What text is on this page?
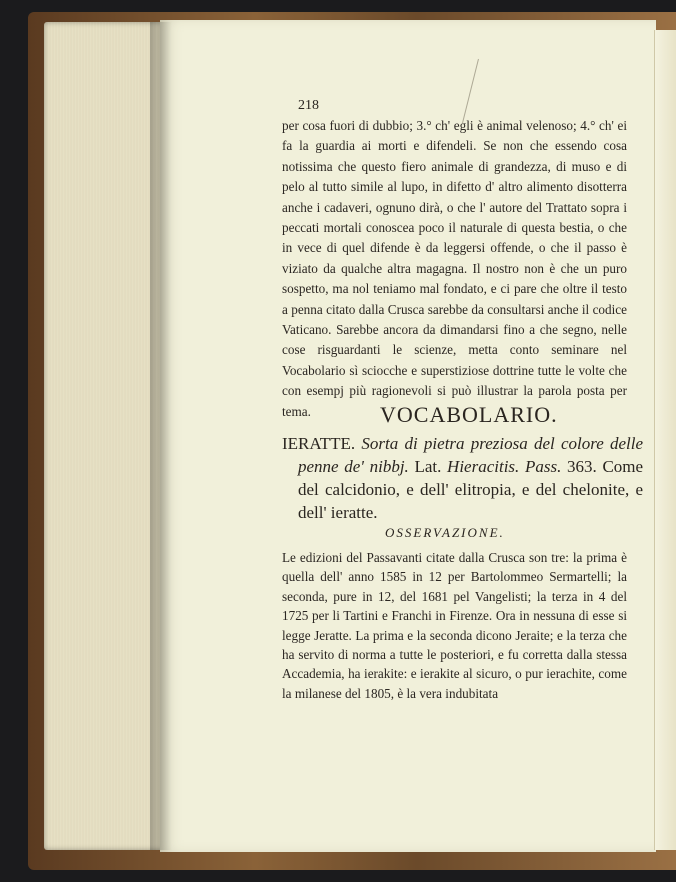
218

per cosa fuori di dubbio; 3.° ch' egli è animal velenoso; 4.° ch' ei fa la guardia ai morti e difendeli. Se non che essendo cosa notissima che questo fiero animale di grandezza, di muso e di pelo al tutto simile al lupo, in difetto d' altro alimento disotterra anche i cadaveri, ognuno dirà, o che l' autore del Trattato sopra i peccati mortali conoscea poco il naturale di questa bestia, o che in vece di quel difende è da leggersi offende, o che il passo è viziato da qualche altra magagna. Il nostro non è che un puro sospetto, ma nol teniamo mal fondato, e ci pare che oltre il testo a penna citato dalla Crusca sarebbe da consultarsi anche il codice Vaticano. Sarebbe ancora da dimandarsi fino a che segno, nelle cose risguardanti le scienze, metta conto seminare nel Vocabolario sì sciocche e superstiziose dottrine tutte le volte che con esempj più ragionevoli si può illustrar la parola posta per tema.	VOCABOLARIO.
IERATTE. Sorta di pietra preziosa del colore delle penne de' nibbj. Lat. Hieracitis. Pass. 363. Come del calcidonio, e dell' elitropia, e del chelonite, e dell' ieratte.
OSSERVAZIONE.

Le edizioni del Passavanti citate dalla Crusca son tre: la prima è quella dell' anno 1585 in 12 per Bartolommeo Sermartelli; la seconda, pure in 12, del 1681 pel Vangelisti; la terza in 4 del 1725 per li Tartini e Franchi in Firenze. Ora in nessuna di esse si legge Jeratte. La prima e la seconda dicono Jeraite; e la terza che ha servito di norma a tutte le posteriori, e fu corretta dalla stessa Accademia, ha ierakite: e ierakite al sicuro, o pur ierachite, come la milanese del 1805, è la vera indubitata
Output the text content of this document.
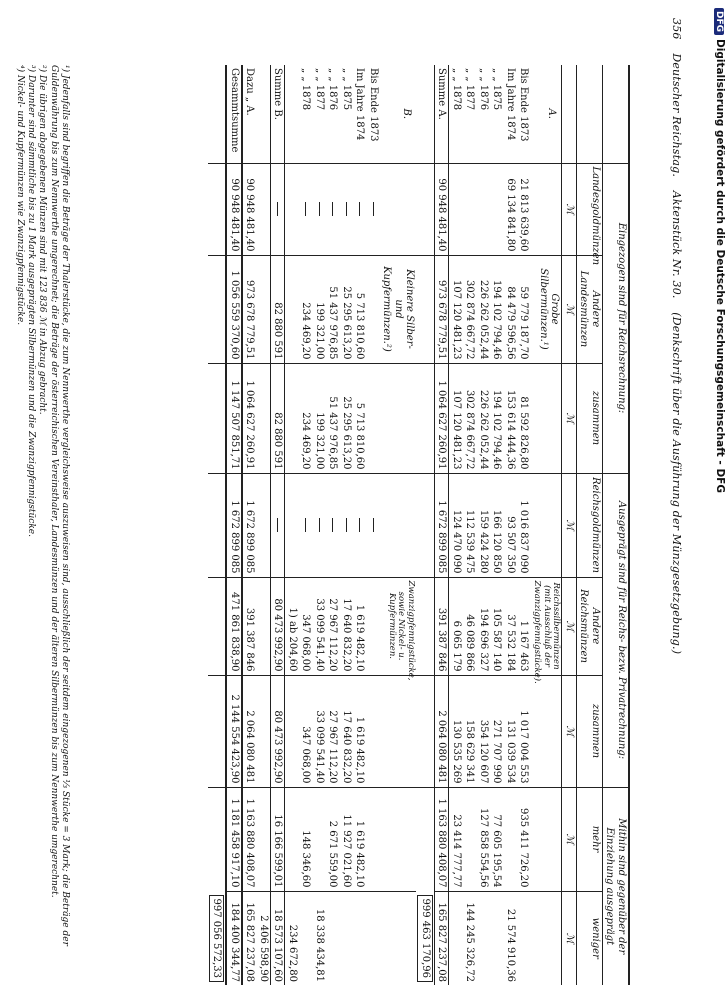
DFGDigitalisierung gefördert durch die Deutsche Forschungsgemeinschaft - DFG
356 Deutscher Reichstag. Aktenstück Nr. 30. (Denkschrift über die Ausführung der Münzgesetzgebung.)
	Eingezogen sind für Reichsrechnung:			Ausgeprägt sind für Reichs- bezw. Privatrechnung:			Mithin sind gegenüber der Einziehung ausgeprägt	
	Landesgoldmünzen	Andere Landesmünzen	zusammen	Reichsgoldmünzen	Andere Reichsmünzen	zusammen	mehr	weniger
	ℳ	ℳ	ℳ	ℳ	ℳ	ℳ	ℳ	ℳ
A.		Grobe Silbermünzen.¹)			Reichssilbermünzen (mit Ausschluß der Zwanzigpfennigstücke).			
Bis Ende 1873	21 813 639,60	59 779 187,70	81 592 826,80	1 016 837 090	1 167 463	1 017 004 553	935 411 726,20	
Im Jahre 1874	69 134 841,80	84 479 596,56	153 614 444,36	93 507 350	37 532 184	131 039 534		21 574 910,36
„ „ 1875		194 102 794,46	194 102 794,46	166 120 850	105 587 140	271 707 990	77 605 195,54	
„ „ 1876		226 262 052,44	226 262 052,44	159 424 280	194 696 327	354 120 607	127 858 554,56	
„ „ 1877		302 874 667,72	302 874 667,72	112 539 475	46 089 866	158 629 341		144 245 326,72
„ „ 1878		107 120 481,23	107 120 481,23	124 470 090	6 065 179	130 535 269	23 414 777,77	
Summe A.	90 948 481,40	973 678 779,51	1 064 627 260,91	1 672 899 085	391 387 846	2 064 080 481	1 163 880 408,07	165 827 237,08
							999 463 170,96	
B.		Kleinere Silber- und Kupfermünzen.²)			Zwanzigpfennigstücke, sowie Nickel- u. Kupfermünzen.			
Bis Ende 1873								
Im Jahre 1874		5 713 810,60	5 713 810,60		1 619 482,10	1 619 482,10	1 619 482,10	
„ „ 1875		25 295 613,20	25 295 613,20		17 640 832,20	17 640 832,20	11 927 021,60	
„ „ 1876		51 437 976,85	51 437 976,85		27 967 112,20	27 967 112,20	2 671 559,00	
„ „ 1877		199 321,00	199 321,00		33 099 541,40	33 099 541,40		18 338 434,81
„ „ 1878		234 469,20	234 469,20		347 068,00	347 068,00	148 346,60	
					1) ab 204,60			234 672,80
Summe B.		82 880 591	82 880 591		80 473 992,90	80 473 992,90	16 166 599,01	18 573 107,60
								2 406 598,90
Dazu „ A.	90 948 481,40	973 678 779,51	1 064 627 260,91	1 672 899 085	391 387 846	2 064 080 481	1 163 880 408,07	165 827 237,08
Gesammtsumme	90 948 481,40	1 056 559 370,60	1 147 507 851,71	1 672 899 085	471 861 838,90	2 144 554 423,90	1 181 458 917,10	184 400 344,77
							997 056 572,33	
¹) Jedenfalls sind begriffen die Beträge der Thalerstücke, die zum Nennwerthe vergleichsweise auszuweisen sind, ausschließlich der seitdem eingezogenen ⅓ Stücke = 3 Mark; die Beträge der
Guldenwährung bis zum Nennwerthe umgerechnet; die Beträge der österreichischen Vereinsthaler, Landesmünzen und der älteren Silbermünzen bis zum Nennwerthe umgerechnet.
²) Die übrigen abgegebenen Münzen sind mit 123 836 ℳ in Abzug gebracht.
³) Darunter sind sämmtliche bis zu 1 Mark ausgeprägten Silbermünzen und die Zwanzigpfennigstücke.
⁴) Nickel- und Kupfermünzen wie Zwanzigpfennigstücke.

═══

Exercise instructions
Copy each line of the listing that holds the word "Mark".

Result
¹) Jedenfalls sind begriffen die Beträge der Thalerstücke, die zum Nennwerthe vergleichsweise auszuweisen sind, ausschließlich der seitdem eingezogenen ⅓ Stücke = 3 Mark; die Beträge der
³) Darunter sind sämmtliche bis zu 1 Mark ausgeprägten Silbermünzen und die Zwanzigpfennigstücke.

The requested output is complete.